Data tied to figure images:
----
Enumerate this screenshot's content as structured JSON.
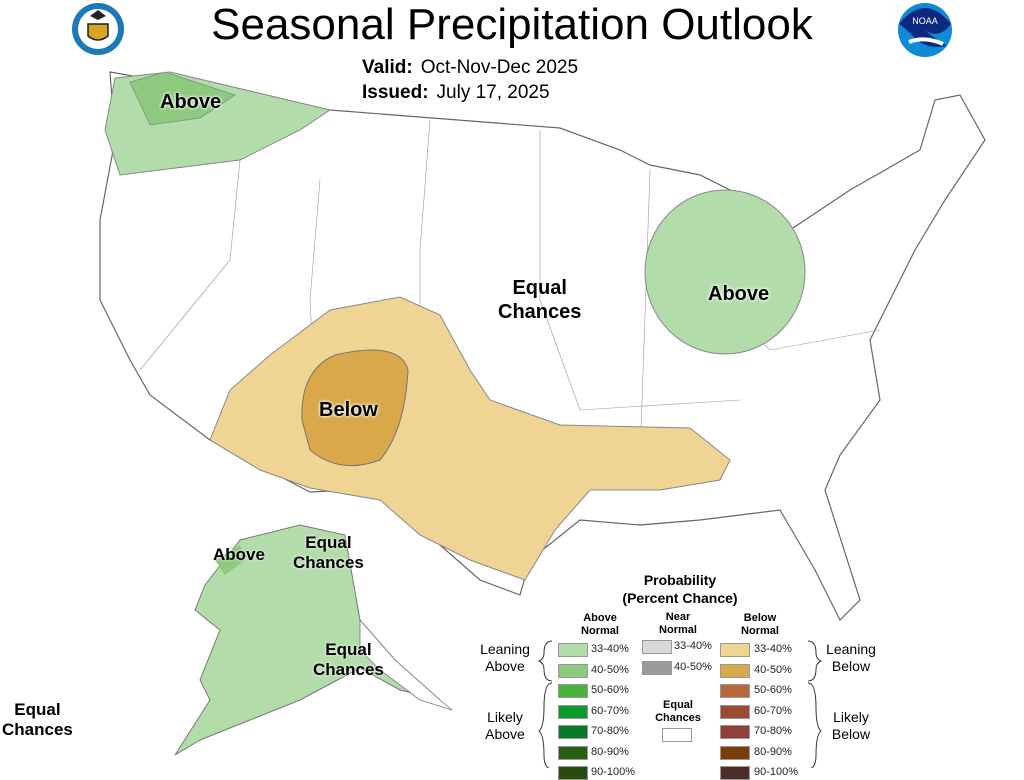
{
  "header": {
    "title": "Seasonal Precipitation Outlook",
    "valid_label": "Valid:",
    "valid_value": "Oct-Nov-Dec 2025",
    "issued_label": "Issued:",
    "issued_value": "July 17, 2025",
    "logo_left": "Department of Commerce seal",
    "logo_right": "NOAA"
  },
  "map_labels": {
    "nw_above": "Above",
    "ohio_above": "Above",
    "below": "Below",
    "equal1": "Equal",
    "equal2": "Chances",
    "ak_above": "Above",
    "ak_equal_ne1": "Equal",
    "ak_equal_ne2": "Chances",
    "ak_equal_s1": "Equal",
    "ak_equal_s2": "Chances",
    "hi_equal1": "Equal",
    "hi_equal2": "Chances"
  },
  "legend": {
    "title1": "Probability",
    "title2": "(Percent Chance)",
    "above_header": [
      "Above",
      "Normal"
    ],
    "near_header": [
      "Near",
      "Normal"
    ],
    "below_header": [
      "Below",
      "Normal"
    ],
    "leaning_above": [
      "Leaning",
      "Above"
    ],
    "likely_above": [
      "Likely",
      "Above"
    ],
    "leaning_below": [
      "Leaning",
      "Below"
    ],
    "likely_below": [
      "Likely",
      "Below"
    ],
    "equal_chances": [
      "Equal",
      "Chances"
    ],
    "above": [
      {
        "range": "33-40%",
        "color": "#b3dcab"
      },
      {
        "range": "40-50%",
        "color": "#8dc97e"
      },
      {
        "range": "50-60%",
        "color": "#48b23a"
      },
      {
        "range": "60-70%",
        "color": "#0a9a2e"
      },
      {
        "range": "70-80%",
        "color": "#077a28"
      },
      {
        "range": "80-90%",
        "color": "#2a5e14"
      },
      {
        "range": "90-100%",
        "color": "#264d0e"
      }
    ],
    "near": [
      {
        "range": "33-40%",
        "color": "#d9d9d9"
      },
      {
        "range": "40-50%",
        "color": "#9b9b9b"
      }
    ],
    "below": [
      {
        "range": "33-40%",
        "color": "#f0d493"
      },
      {
        "range": "40-50%",
        "color": "#d8a84a"
      },
      {
        "range": "50-60%",
        "color": "#b8693a"
      },
      {
        "range": "60-70%",
        "color": "#9a4a2e"
      },
      {
        "range": "70-80%",
        "color": "#8f4038"
      },
      {
        "range": "80-90%",
        "color": "#7a3e0a"
      },
      {
        "range": "90-100%",
        "color": "#4e2c28"
      }
    ]
  }
}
----
● **Exercise brief**
Repeat all of the entries word for word, but omit the pictures.

● **Exercise result**
Enumerate this screenshot's content as structured JSON.
{
  "header": {
    "title": "Seasonal Precipitation Outlook",
    "valid_label": "Valid:",
    "valid_value": "Oct-Nov-Dec 2025",
    "issued_label": "Issued:",
    "issued_value": "July 17, 2025",
    "logo_left": "Department of Commerce seal",
    "logo_right": "NOAA"
  },
  "map_labels": {
    "nw_above": "Above",
    "ohio_above": "Above",
    "below": "Below",
    "equal1": "Equal",
    "equal2": "Chances",
    "ak_above": "Above",
    "ak_equal_ne1": "Equal",
    "ak_equal_ne2": "Chances",
    "ak_equal_s1": "Equal",
    "ak_equal_s2": "Chances",
    "hi_equal1": "Equal",
    "hi_equal2": "Chances"
  },
  "legend": {
    "title1": "Probability",
    "title2": "(Percent Chance)",
    "above_header": [
      "Above",
      "Normal"
    ],
    "near_header": [
      "Near",
      "Normal"
    ],
    "below_header": [
      "Below",
      "Normal"
    ],
    "leaning_above": [
      "Leaning",
      "Above"
    ],
    "likely_above": [
      "Likely",
      "Above"
    ],
    "leaning_below": [
      "Leaning",
      "Below"
    ],
    "likely_below": [
      "Likely",
      "Below"
    ],
    "equal_chances": [
      "Equal",
      "Chances"
    ],
    "above": [
      {
        "range": "33-40%",
        "color": "#b3dcab"
      },
      {
        "range": "40-50%",
        "color": "#8dc97e"
      },
      {
        "range": "50-60%",
        "color": "#48b23a"
      },
      {
        "range": "60-70%",
        "color": "#0a9a2e"
      },
      {
        "range": "70-80%",
        "color": "#077a28"
      },
      {
        "range": "80-90%",
        "color": "#2a5e14"
      },
      {
        "range": "90-100%",
        "color": "#264d0e"
      }
    ],
    "near": [
      {
        "range": "33-40%",
        "color": "#d9d9d9"
      },
      {
        "range": "40-50%",
        "color": "#9b9b9b"
      }
    ],
    "below": [
      {
        "range": "33-40%",
        "color": "#f0d493"
      },
      {
        "range": "40-50%",
        "color": "#d8a84a"
      },
      {
        "range": "50-60%",
        "color": "#b8693a"
      },
      {
        "range": "60-70%",
        "color": "#9a4a2e"
      },
      {
        "range": "70-80%",
        "color": "#8f4038"
      },
      {
        "range": "80-90%",
        "color": "#7a3e0a"
      },
      {
        "range": "90-100%",
        "color": "#4e2c28"
      }
    ]
  }
}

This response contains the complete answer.